Set task:
Collect each line of the entries that holds the string "Janv".
* start Excerpted data *
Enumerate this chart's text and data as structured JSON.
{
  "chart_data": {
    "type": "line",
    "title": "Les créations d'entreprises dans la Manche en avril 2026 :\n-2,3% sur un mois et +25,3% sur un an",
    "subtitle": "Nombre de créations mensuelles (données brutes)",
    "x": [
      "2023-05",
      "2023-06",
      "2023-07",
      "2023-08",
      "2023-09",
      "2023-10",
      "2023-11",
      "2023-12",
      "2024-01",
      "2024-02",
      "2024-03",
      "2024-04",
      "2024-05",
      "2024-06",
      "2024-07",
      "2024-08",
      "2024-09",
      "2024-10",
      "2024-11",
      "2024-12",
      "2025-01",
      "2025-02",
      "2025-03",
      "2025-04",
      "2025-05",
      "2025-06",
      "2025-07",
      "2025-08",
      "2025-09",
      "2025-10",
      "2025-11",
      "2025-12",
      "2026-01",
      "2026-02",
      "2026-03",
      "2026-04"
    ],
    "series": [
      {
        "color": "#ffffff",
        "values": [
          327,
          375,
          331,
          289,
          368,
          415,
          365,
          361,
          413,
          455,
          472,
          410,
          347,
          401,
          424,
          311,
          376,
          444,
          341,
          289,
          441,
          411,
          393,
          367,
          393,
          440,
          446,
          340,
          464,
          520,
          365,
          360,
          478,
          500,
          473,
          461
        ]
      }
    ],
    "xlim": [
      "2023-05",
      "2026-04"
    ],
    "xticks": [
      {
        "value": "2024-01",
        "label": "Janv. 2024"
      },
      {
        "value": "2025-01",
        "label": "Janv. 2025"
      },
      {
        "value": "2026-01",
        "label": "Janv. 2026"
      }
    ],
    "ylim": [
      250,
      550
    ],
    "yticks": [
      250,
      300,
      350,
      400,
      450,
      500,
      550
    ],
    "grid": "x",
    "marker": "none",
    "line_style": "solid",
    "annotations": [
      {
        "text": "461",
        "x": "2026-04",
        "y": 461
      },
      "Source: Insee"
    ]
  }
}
* end Excerpted data *
* start Excerpted data *
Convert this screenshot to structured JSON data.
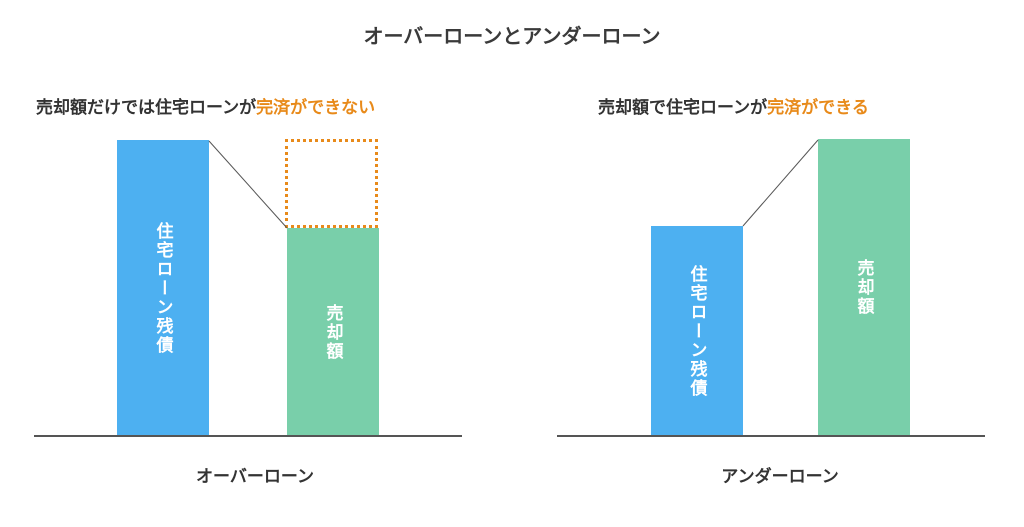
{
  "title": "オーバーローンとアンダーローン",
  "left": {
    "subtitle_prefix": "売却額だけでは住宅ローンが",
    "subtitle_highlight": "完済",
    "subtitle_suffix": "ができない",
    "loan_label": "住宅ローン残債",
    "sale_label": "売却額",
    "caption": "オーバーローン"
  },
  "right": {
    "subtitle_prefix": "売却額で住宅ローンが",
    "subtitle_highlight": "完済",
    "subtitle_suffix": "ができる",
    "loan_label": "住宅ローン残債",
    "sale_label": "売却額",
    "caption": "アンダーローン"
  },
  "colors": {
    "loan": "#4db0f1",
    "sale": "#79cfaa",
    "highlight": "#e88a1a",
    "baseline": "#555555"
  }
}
* end Excerpted data *
Task solution:
        "label": "Janv. 2024"
        "label": "Janv. 2025"
        "label": "Janv. 2026"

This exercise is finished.